[Текст для чтения]:
▽
Попытки выразить тайну целостности бытия самой тайной (таинственностью обряда, молчанием, паузой в речи, отрицанием всех предикатов верховного субъекта) встречаются всюду, в том числе и в православии, как апофатическое (негативное) богословие. В Индии они особенно влиятельны. Но здесь характерно скорее равновесие высказанного и невысказанного, сагуны брахмана (во всем блеске форм) и нируны брахмана (в полноте молчания); молчание играет роль сердцевины цветка, из которого вырастает множество лепестков, объединяя радугу исповеданий темнотой неисповедимого: истина одна (вне слова), но творцы культуры называют ее непрерывно и поэтически ярко, иногда даже грубо красочно.

Напротив, не только китайская философская мысль, но и китайское искусство, подходя к «святая святых», становятся целомудренно лаконичными. Нет ничего более чуждого Дальнему Востоку, чем «восточный, пестрый слог», яркие метафоры и гиперболы. По скупости художественных средств искусство Дальнего Востока более акмеистично, чем самый строгий акмеист. Простота слов и акцент на намеке, на недосказанном стали здесь общей чертой культуры.

Ясно высказано поведение Неба (социальный закон, порядок), но то, что стоит за этим повелением (и за самим Небом), священное само по себе, Дао и Тайцзи,— остается туманным; оно не выражено ни в человеческой речи, ни в человеческом лике. Существуют образы Дао, но это немые образы природы. В рамках чань (дзен) так же был интерпретирован и буддизм. На вопрос, что такое Будда, чаньские старцы отвечали: «Ветка цветущей сливы», «Кипарис в саду».

Китайская живопись

Иногда в притчах даосов, в чаньских диалогах и в других образцах мистической словесности мелькают человеческие фигуры, но именно мелькают, как в пейзаже, а не становятся центром картины. И оттого, что таинственное целое не имеет человеческого облика, оно не способно вызвать и страстного чувства, подобного высокой любви мужчины и женщины. В китайских религиозных текстах нет эротической метафоры. Хотя есть метафора сексуальная, в динамике инь и янь. Но инь и янь — не высочайшее, они снимаются в безликом Дао. Да и сами они безличны. Нельзя влюбиться в инь или янь, как в Мадонну или Христа, в Кали или Шиву.

Привычные христианские обороты (жених небесный, невеста-церковь и прочие) считаются на Дальнем Востоке вульгарными (как и статуи Мадонны, кормящей грудью младенца).

Вершина дальневосточной живописи — скорее пейзаж, чем изображение человека (господствующее во всех культурах, где это не запрещено религиозным законом); духовная гармония мыслится неотделимой от гармонии природы. Особенно характерны изображения «чего-то в тумане» (гор, вод, деревьев, затерявшихся деревушек и крошечных человеческих фигурок). Они очень близки к символике Дао и чаще всего становились объектами мистического созерцания в чаньских монастырях.
△
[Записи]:
▽
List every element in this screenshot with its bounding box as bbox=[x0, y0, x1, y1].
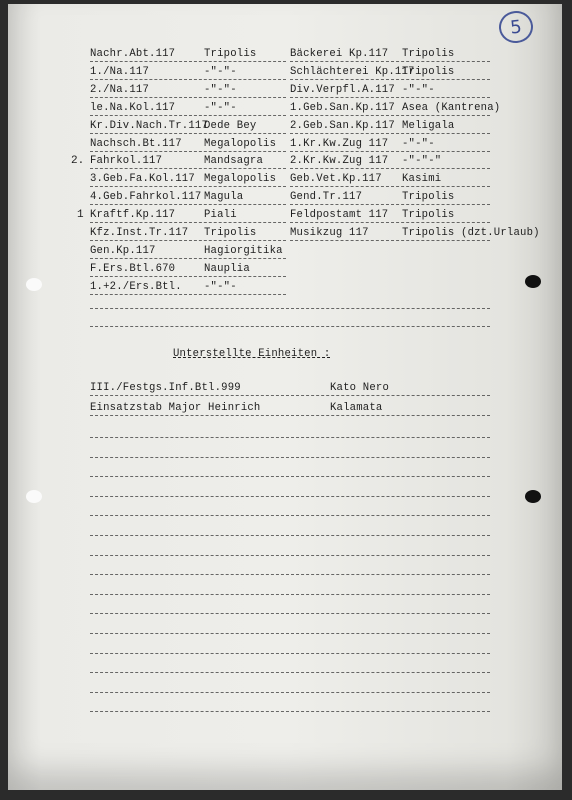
unit-location: -"-"-" bbox=[402, 155, 442, 168]
dotted-line bbox=[290, 115, 490, 116]
dotted-line bbox=[290, 61, 490, 62]
dotted-line bbox=[290, 240, 490, 241]
unit-row bbox=[8, 281, 288, 297]
dotted-line bbox=[90, 258, 286, 259]
unit-location: Tripolis (dzt.Urlaub) bbox=[402, 227, 540, 239]
unit-name: 1.+2./Ers.Btl. bbox=[90, 280, 182, 293]
subordinate-row bbox=[8, 382, 562, 398]
unit-name: Gen.Kp.117 bbox=[90, 244, 156, 257]
dotted-line bbox=[290, 186, 490, 187]
unit-name: Schlächterei Kp.117 bbox=[290, 65, 415, 78]
blank-dotted-line bbox=[90, 613, 490, 614]
unit-location: Piali bbox=[204, 209, 237, 222]
punch-hole bbox=[26, 490, 42, 503]
unit-location: Nauplia bbox=[204, 262, 250, 275]
unit-row bbox=[8, 155, 562, 171]
unit-location: Asea (Kantrena) bbox=[402, 101, 501, 114]
unit-name: Feldpostamt 117 bbox=[290, 209, 389, 222]
unit-row bbox=[8, 227, 562, 243]
punch-hole bbox=[525, 490, 541, 503]
unit-row bbox=[8, 173, 562, 189]
unit-name: 1.Kr.Kw.Zug 117 bbox=[290, 137, 389, 150]
unit-location: Hagiorgitika bbox=[204, 244, 283, 257]
unit-location: Dede Bey bbox=[204, 119, 257, 132]
dotted-line bbox=[290, 79, 490, 80]
unit-name: Nachsch.Bt.117 bbox=[90, 137, 182, 150]
unit-name: Div.Verpfl.A.117 bbox=[290, 83, 395, 96]
unit-name: F.Ers.Btl.670 bbox=[90, 262, 176, 275]
dotted-line bbox=[290, 222, 490, 223]
unit-location: Tripolis bbox=[402, 209, 455, 222]
unit-location: -"-"- bbox=[204, 101, 237, 114]
unit-row bbox=[8, 191, 562, 207]
unit-location: Magula bbox=[204, 191, 244, 204]
unit-name: Kfz.Inst.Tr.117 bbox=[90, 227, 189, 239]
dotted-line bbox=[90, 415, 490, 416]
blank-dotted-line bbox=[90, 476, 490, 477]
blank-dotted-line bbox=[90, 594, 490, 595]
unit-name: 4.Geb.Fahrkol.117 bbox=[90, 191, 202, 204]
unit-location: Megalopolis bbox=[204, 137, 277, 150]
unit-name: 1.Geb.San.Kp.117 bbox=[290, 101, 395, 114]
unit-name: Bäckerei Kp.117 bbox=[290, 48, 389, 60]
unit-name: Musikzug 117 bbox=[290, 227, 369, 239]
unit-location: -"-"- bbox=[204, 65, 237, 78]
unit-location: Tripolis bbox=[402, 48, 455, 60]
page-number-stamp: 5 bbox=[497, 9, 534, 44]
blank-dotted-line bbox=[90, 633, 490, 634]
dotted-line bbox=[90, 326, 490, 327]
unit-name: 3.Geb.Fa.Kol.117 bbox=[90, 173, 195, 186]
dotted-line bbox=[290, 168, 490, 169]
unit-row bbox=[8, 138, 562, 154]
blank-dotted-line bbox=[90, 515, 490, 516]
blank-dotted-line bbox=[90, 672, 490, 673]
document-page bbox=[8, 4, 562, 790]
unit-name: Nachr.Abt.117 bbox=[90, 48, 176, 60]
unit-location: Meligala bbox=[402, 119, 455, 132]
blank-dotted-line bbox=[90, 574, 490, 575]
blank-dotted-line bbox=[90, 653, 490, 654]
unit-name: 2.Kr.Kw.Zug 117 bbox=[290, 155, 389, 168]
unit-location: -"-"- bbox=[204, 83, 237, 96]
unit-location: Kasimi bbox=[402, 173, 442, 186]
unit-row bbox=[8, 48, 562, 64]
unit-name: Gend.Tr.117 bbox=[290, 191, 363, 204]
blank-dotted-line bbox=[90, 692, 490, 693]
dotted-line bbox=[90, 276, 286, 277]
unit-location: Tripolis bbox=[204, 227, 257, 239]
dotted-line bbox=[290, 133, 490, 134]
blank-dotted-line bbox=[90, 711, 490, 712]
unit-row bbox=[8, 245, 288, 261]
unit-location: -"-"- bbox=[204, 280, 237, 293]
unit-name: 2./Na.117 bbox=[90, 83, 150, 96]
margin-marker: 1 bbox=[77, 209, 84, 222]
dotted-line bbox=[290, 97, 490, 98]
unit-name: 2.Geb.San.Kp.117 bbox=[290, 119, 395, 132]
unit-location: Mandsagra bbox=[204, 155, 264, 168]
dotted-line bbox=[90, 395, 490, 396]
unit-location: Megalopolis bbox=[204, 173, 277, 186]
blank-dotted-line bbox=[90, 457, 490, 458]
dotted-line bbox=[90, 308, 490, 309]
unit-name: Geb.Vet.Kp.117 bbox=[290, 173, 382, 186]
unit-row bbox=[8, 209, 562, 225]
unit-location: -"-"- bbox=[402, 83, 435, 96]
unit-row bbox=[8, 102, 562, 118]
blank-dotted-line bbox=[90, 555, 490, 556]
unit-location: Tripolis bbox=[204, 48, 257, 60]
unit-location: Tripolis bbox=[402, 65, 455, 78]
unit-row bbox=[8, 263, 288, 279]
unit-name: III./Festgs.Inf.Btl.999 bbox=[90, 382, 241, 394]
unit-name: Kr.Div.Nach.Tr.117 bbox=[90, 119, 209, 132]
subordinate-heading: Unterstellte Einheiten : bbox=[173, 348, 331, 360]
unit-location: Tripolis bbox=[402, 191, 455, 204]
dotted-line bbox=[90, 294, 286, 295]
unit-name: Fahrkol.117 bbox=[90, 155, 163, 168]
unit-row bbox=[8, 84, 562, 100]
unit-location: Kato Nero bbox=[330, 382, 390, 394]
unit-location: -"-"- bbox=[402, 137, 435, 150]
blank-dotted-line bbox=[90, 496, 490, 497]
blank-dotted-line bbox=[90, 437, 490, 438]
unit-location: Kalamata bbox=[330, 402, 383, 414]
unit-name: 1./Na.117 bbox=[90, 65, 150, 78]
dotted-line bbox=[290, 151, 490, 152]
margin-marker: 2. bbox=[71, 155, 85, 168]
blank-dotted-line bbox=[90, 535, 490, 536]
unit-name: le.Na.Kol.117 bbox=[90, 101, 176, 114]
punch-hole bbox=[525, 275, 541, 288]
unit-name: Kraftf.Kp.117 bbox=[90, 209, 176, 222]
subordinate-row bbox=[8, 402, 562, 418]
unit-name: Einsatzstab Major Heinrich bbox=[90, 402, 261, 414]
unit-row bbox=[8, 120, 562, 136]
dotted-line bbox=[290, 204, 490, 205]
unit-row bbox=[8, 66, 562, 82]
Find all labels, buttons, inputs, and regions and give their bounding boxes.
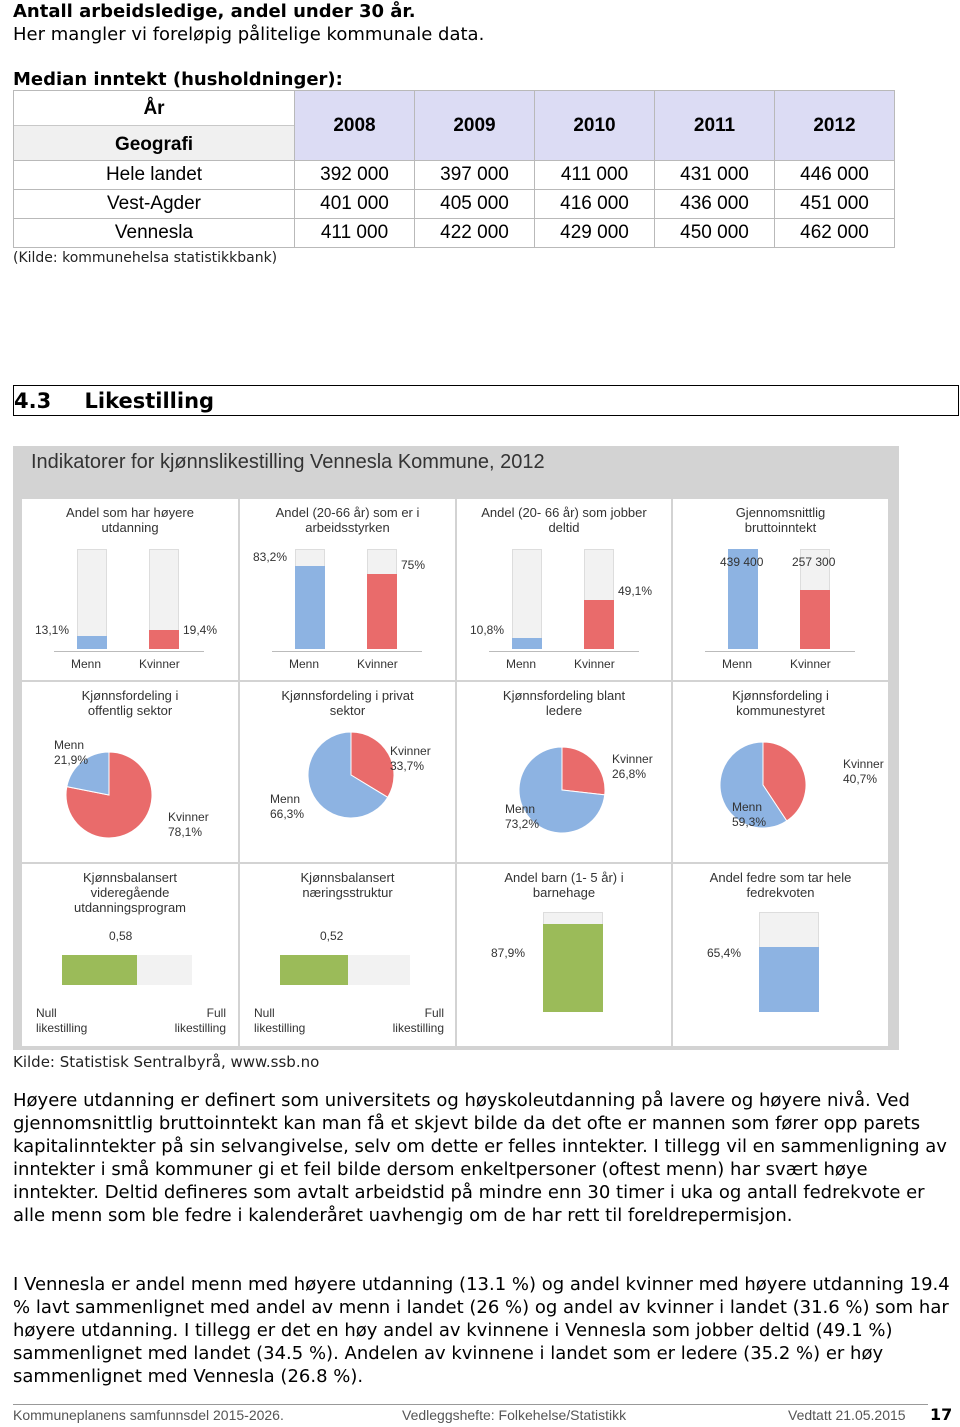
△
[Обязательные задания]:
A. Продублируйте из текста о дальневосточной культуре отрывок начиная со слов «Привычные христианские обороты» и заканчивая словами «кормящей грудью младенца).».
B. Что, согласно тексту о дальневосточной культуре, изображается на особенно характерных картинах «чего-то в тумане»? Перечислите все названное.
C. Как перевести на английский язык предложение из текста о дальневосточной культуре: «Нет ничего более чуждого Дальнему Востоку, чем «восточный, пестрый слог», яркие метафоры и гиперболы.»?

[Ответы по заданиям]:
A.
Привычные христианские обороты (жених небесный, невеста-церковь и прочие) считаются на Дальнем Востоке вульгарными (как и статуи Мадонны, кормящей грудью младенца).

B. Горы, воды, деревья, затерявшиеся деревушки, крошечные человеческие фигурки.

C. Nothing is more alien to the Far East than the "Oriental, motley style," vivid metaphors, and hyperboles.